DIRECTIONS:
In the listing below, locate the lines bearing the word "выработать". Copy every one of them.
━━━━
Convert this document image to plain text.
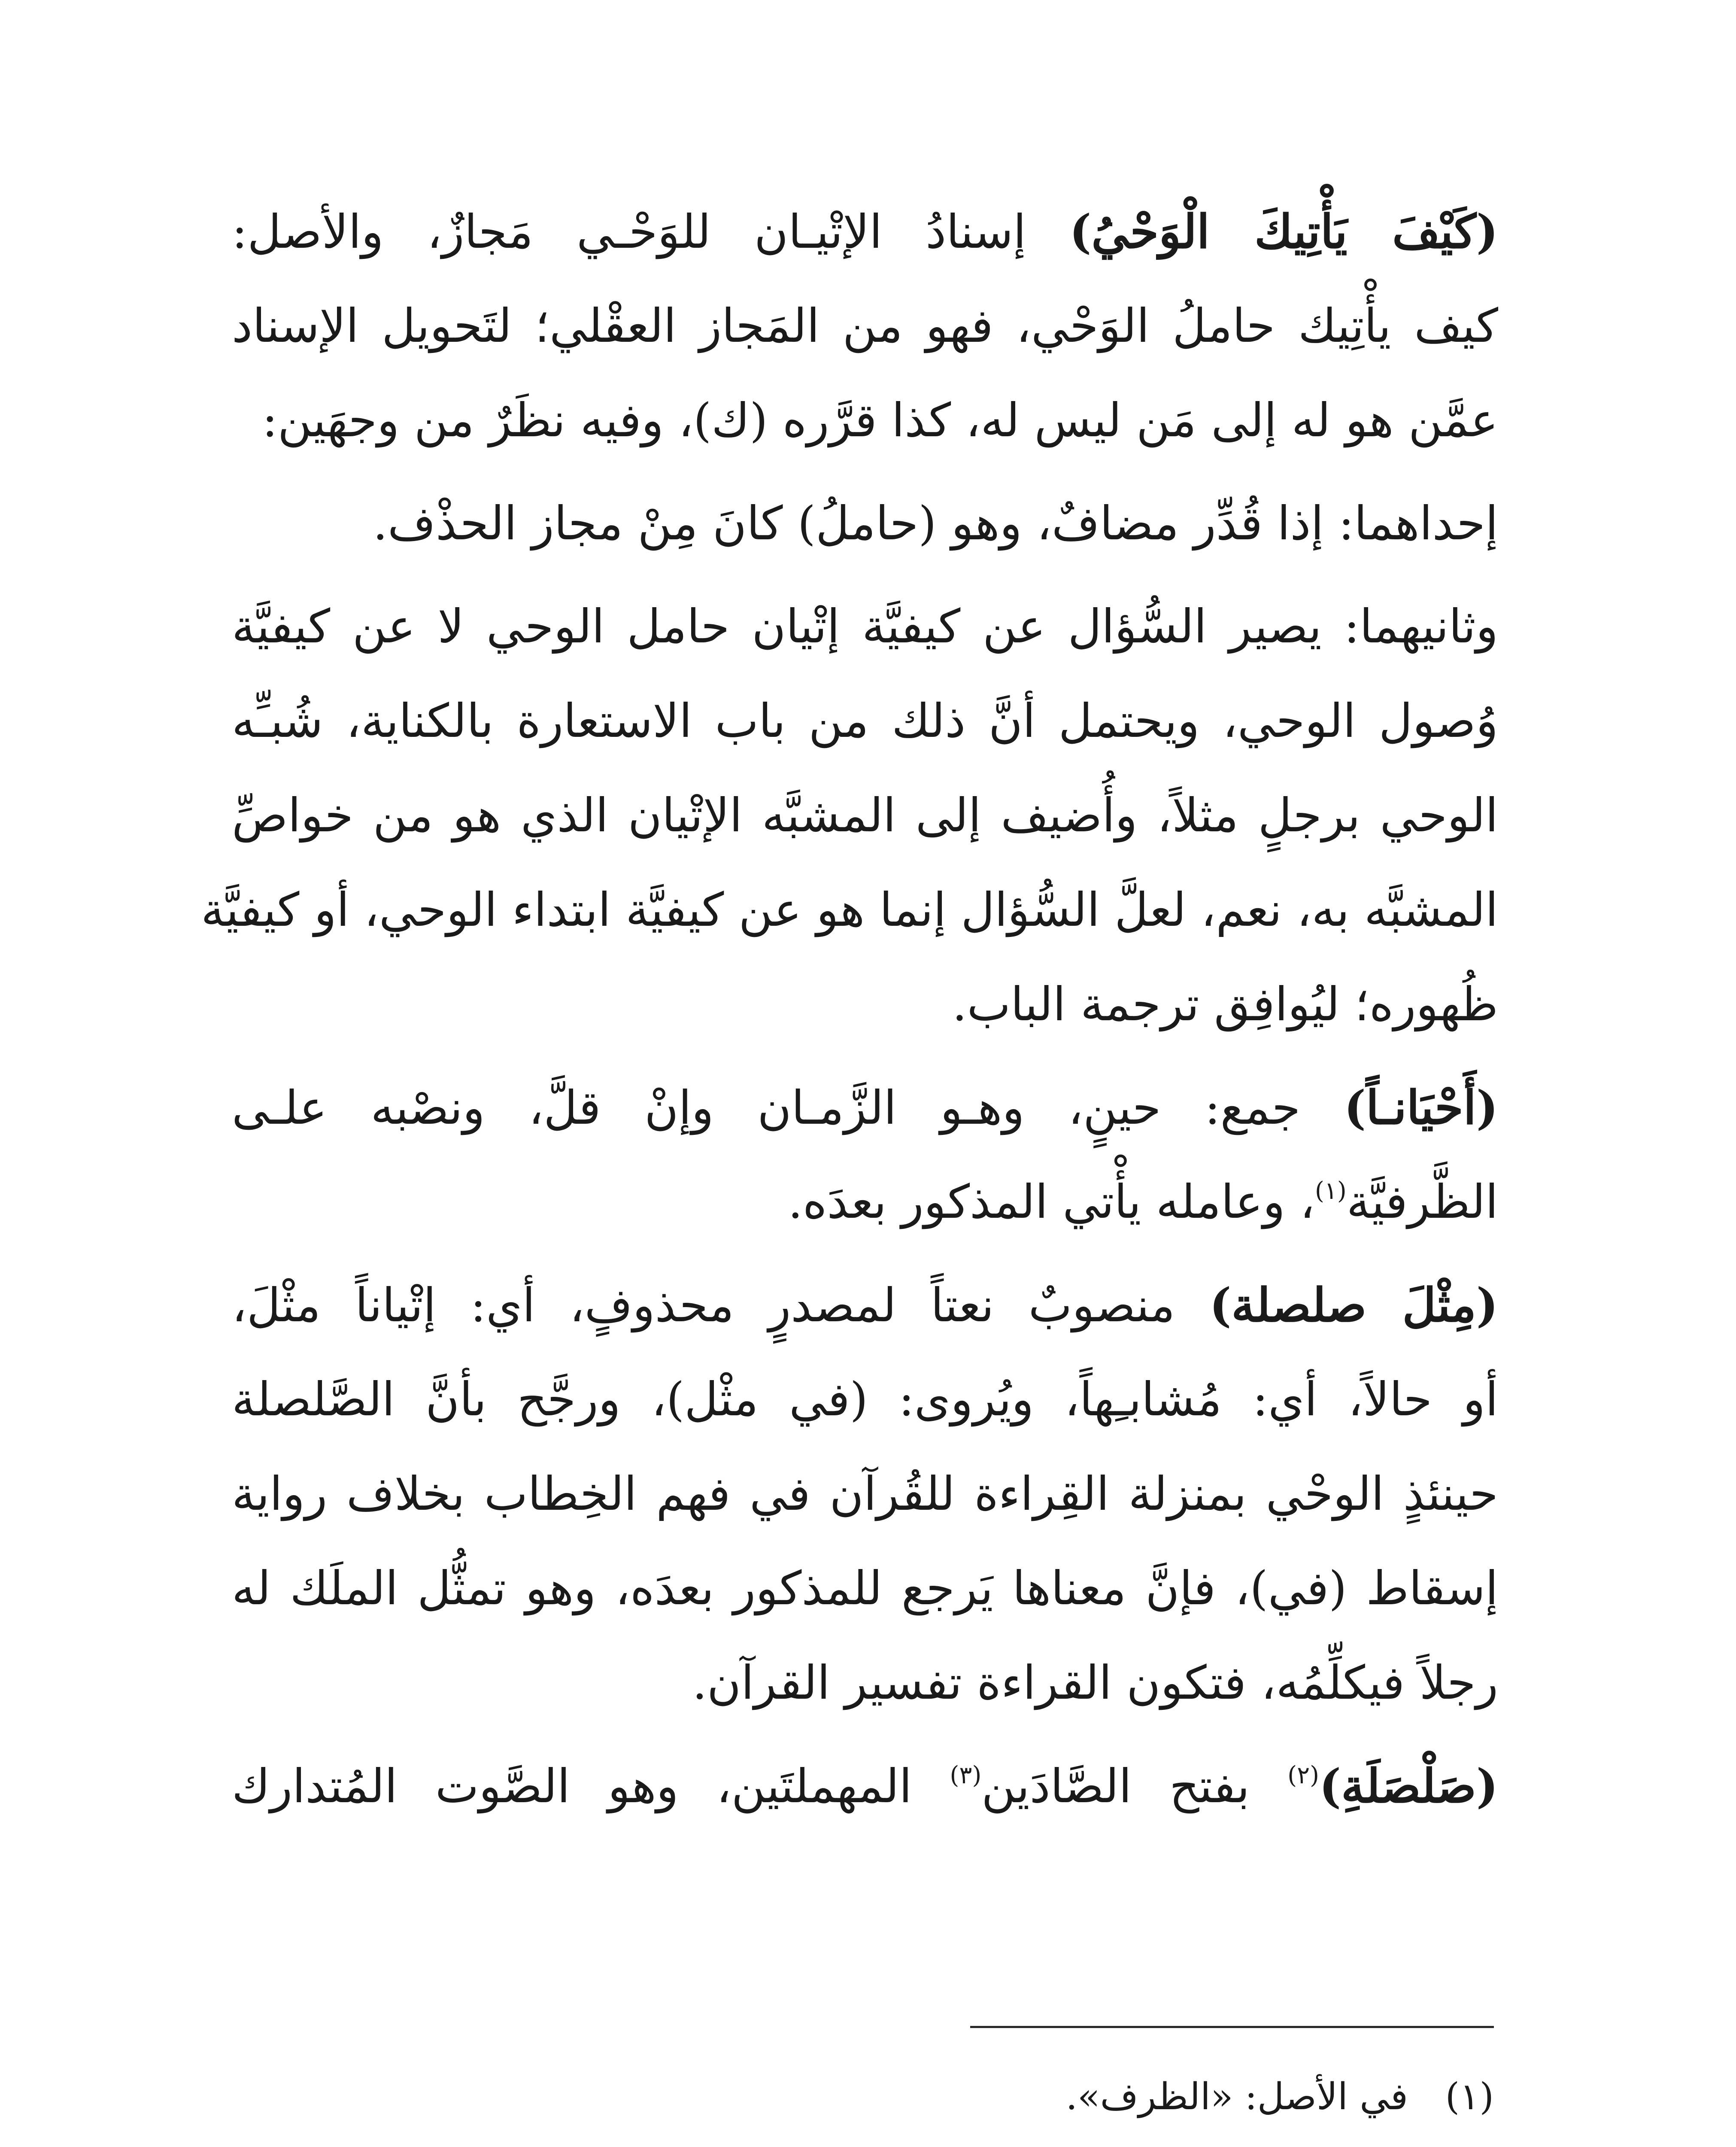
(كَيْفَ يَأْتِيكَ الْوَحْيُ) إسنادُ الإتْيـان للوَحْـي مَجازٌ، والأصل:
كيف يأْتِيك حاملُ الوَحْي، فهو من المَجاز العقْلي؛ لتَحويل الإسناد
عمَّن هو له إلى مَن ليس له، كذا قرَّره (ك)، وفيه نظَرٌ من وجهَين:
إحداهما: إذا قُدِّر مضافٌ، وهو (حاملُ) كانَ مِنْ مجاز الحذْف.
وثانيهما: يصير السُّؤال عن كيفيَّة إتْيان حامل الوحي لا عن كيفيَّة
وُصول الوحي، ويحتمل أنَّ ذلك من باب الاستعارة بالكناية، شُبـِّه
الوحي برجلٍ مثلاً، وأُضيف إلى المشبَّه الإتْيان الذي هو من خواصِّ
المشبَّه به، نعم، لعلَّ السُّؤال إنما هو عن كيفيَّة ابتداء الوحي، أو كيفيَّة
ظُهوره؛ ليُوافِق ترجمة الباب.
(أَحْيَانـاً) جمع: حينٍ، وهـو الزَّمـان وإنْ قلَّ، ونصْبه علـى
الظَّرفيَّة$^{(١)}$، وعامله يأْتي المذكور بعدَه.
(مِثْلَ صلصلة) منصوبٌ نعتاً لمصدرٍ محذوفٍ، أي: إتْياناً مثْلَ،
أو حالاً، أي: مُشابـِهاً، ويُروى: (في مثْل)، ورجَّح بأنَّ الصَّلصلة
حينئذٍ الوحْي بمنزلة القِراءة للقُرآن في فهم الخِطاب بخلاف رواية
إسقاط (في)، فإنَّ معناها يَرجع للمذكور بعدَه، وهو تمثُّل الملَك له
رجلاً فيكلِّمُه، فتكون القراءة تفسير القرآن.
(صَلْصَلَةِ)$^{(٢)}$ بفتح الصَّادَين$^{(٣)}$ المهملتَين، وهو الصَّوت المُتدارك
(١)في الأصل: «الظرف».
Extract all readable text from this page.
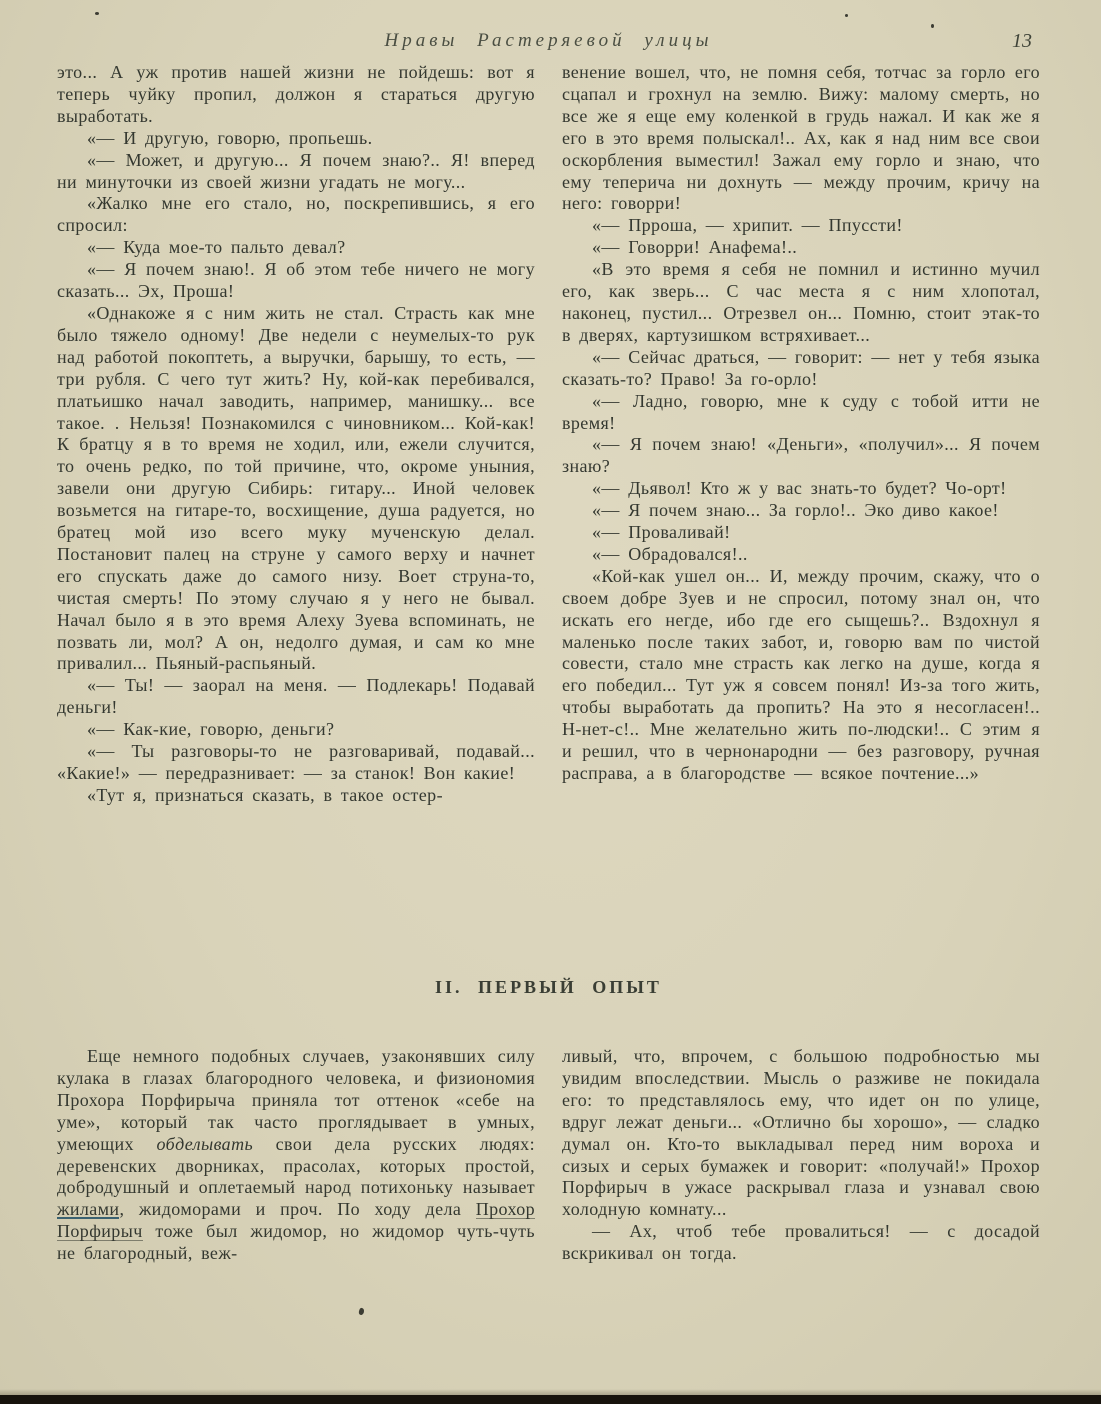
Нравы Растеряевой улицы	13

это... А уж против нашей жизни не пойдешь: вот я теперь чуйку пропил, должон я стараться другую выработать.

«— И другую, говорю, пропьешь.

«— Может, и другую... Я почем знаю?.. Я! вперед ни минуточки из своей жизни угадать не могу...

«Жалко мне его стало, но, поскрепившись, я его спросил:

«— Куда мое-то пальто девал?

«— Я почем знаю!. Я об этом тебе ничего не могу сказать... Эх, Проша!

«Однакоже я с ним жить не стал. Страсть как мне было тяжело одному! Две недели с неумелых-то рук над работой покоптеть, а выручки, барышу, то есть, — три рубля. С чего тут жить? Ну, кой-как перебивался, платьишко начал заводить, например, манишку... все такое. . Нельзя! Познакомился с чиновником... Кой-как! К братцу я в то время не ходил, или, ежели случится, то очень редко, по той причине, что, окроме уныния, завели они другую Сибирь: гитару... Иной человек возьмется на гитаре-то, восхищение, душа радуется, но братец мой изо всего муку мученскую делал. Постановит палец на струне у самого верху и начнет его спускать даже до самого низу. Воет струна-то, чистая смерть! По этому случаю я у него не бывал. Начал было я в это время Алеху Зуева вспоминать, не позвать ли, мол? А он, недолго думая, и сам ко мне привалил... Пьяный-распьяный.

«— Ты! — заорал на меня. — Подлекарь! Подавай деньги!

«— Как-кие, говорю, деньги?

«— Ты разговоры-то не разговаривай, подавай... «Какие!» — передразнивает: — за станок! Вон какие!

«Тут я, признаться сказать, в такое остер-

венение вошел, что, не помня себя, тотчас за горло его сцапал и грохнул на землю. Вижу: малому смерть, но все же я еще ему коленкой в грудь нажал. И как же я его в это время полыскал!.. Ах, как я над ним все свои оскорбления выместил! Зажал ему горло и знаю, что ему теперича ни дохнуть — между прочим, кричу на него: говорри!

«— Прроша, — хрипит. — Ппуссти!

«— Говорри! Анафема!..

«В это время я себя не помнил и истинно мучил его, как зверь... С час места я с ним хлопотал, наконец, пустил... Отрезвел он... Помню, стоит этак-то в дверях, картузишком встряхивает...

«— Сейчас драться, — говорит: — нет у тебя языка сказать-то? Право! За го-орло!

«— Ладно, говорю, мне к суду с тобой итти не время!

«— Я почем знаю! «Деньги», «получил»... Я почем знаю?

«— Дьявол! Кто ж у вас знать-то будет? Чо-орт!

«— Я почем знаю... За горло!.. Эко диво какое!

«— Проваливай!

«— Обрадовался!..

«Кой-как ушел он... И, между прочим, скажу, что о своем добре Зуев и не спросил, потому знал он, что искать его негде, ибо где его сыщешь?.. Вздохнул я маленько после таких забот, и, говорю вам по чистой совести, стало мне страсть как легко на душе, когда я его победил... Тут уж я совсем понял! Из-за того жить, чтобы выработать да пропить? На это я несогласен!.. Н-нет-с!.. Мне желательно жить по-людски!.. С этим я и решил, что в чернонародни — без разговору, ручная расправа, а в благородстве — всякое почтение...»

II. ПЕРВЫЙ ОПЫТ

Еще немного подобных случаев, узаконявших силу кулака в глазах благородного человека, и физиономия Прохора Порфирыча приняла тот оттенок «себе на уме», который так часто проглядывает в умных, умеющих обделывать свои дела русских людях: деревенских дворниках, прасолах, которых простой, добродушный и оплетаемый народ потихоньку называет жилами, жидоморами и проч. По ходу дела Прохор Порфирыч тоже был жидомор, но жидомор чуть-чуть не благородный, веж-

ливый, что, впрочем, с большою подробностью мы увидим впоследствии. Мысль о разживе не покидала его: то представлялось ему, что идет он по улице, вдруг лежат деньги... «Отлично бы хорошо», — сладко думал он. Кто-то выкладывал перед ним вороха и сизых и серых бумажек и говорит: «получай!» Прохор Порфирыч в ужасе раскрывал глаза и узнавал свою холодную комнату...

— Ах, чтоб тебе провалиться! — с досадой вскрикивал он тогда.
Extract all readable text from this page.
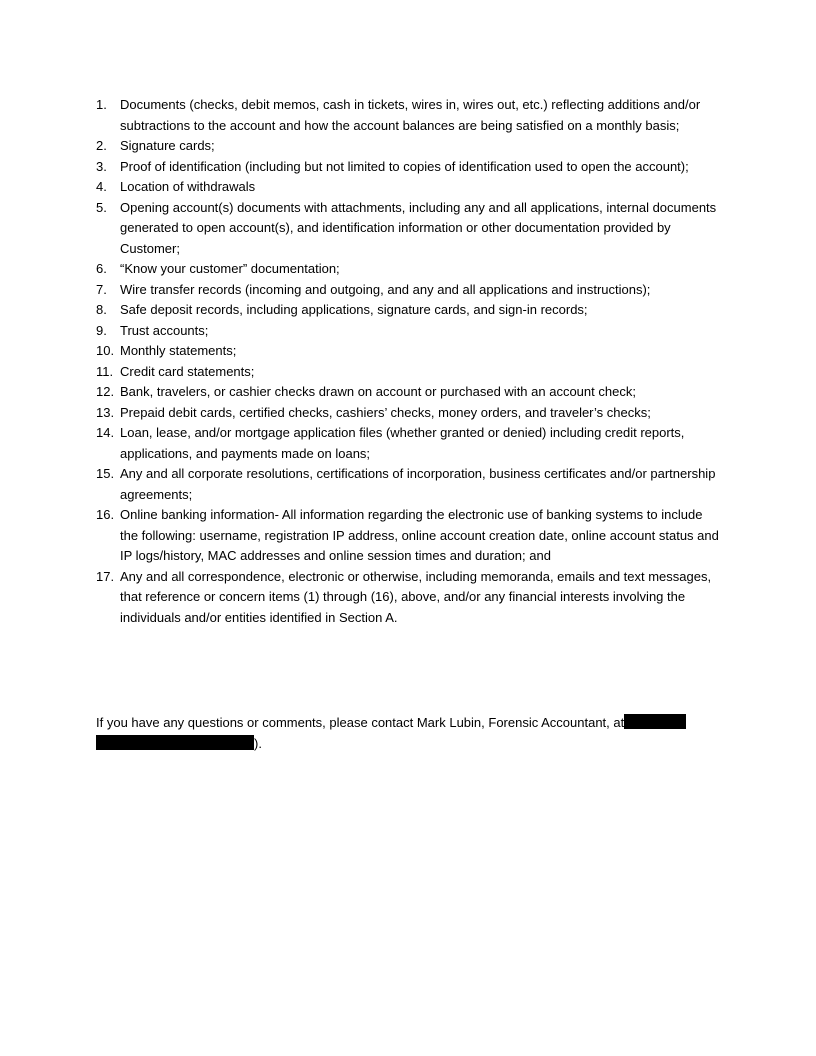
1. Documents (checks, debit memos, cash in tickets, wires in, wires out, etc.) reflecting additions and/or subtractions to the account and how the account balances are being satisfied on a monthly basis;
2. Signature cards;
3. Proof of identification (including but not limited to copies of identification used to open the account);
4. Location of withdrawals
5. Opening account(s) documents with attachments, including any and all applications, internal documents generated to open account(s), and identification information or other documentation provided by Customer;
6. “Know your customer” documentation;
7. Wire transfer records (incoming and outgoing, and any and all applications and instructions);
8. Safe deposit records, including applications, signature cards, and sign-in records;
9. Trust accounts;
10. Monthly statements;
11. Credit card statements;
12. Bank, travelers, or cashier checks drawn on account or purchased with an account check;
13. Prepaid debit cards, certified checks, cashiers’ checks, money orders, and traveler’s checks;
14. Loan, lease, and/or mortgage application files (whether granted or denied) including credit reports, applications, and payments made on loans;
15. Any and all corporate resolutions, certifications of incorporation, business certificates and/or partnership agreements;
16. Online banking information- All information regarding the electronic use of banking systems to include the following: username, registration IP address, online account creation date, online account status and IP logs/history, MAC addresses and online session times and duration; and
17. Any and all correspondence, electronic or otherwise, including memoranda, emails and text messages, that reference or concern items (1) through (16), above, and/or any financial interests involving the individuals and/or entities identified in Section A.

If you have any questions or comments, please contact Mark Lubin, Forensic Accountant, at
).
━━━━
FINISHED EXERCISE:
это... А уж против нашей жизни не пойдешь: вот я теперь чуйку пропил, должон я стараться другую выработать.
«Кой-как ушел он... И, между прочим, скажу, что о своем добре Зуев и не спросил, потому знал он, что искать его негде, ибо где его сыщешь?.. Вздохнул я маленько после таких забот, и, говорю вам по чистой совести, стало мне страсть как легко на душе, когда я его победил... Тут уж я совсем понял! Из-за того жить, чтобы выработать да пропить? На это я несогласен!.. Н-нет-с!.. Мне желательно жить по-людски!.. С этим я и решил, что в чернонародни — без разговору, ручная расправа, а в благородстве — всякое почтение...»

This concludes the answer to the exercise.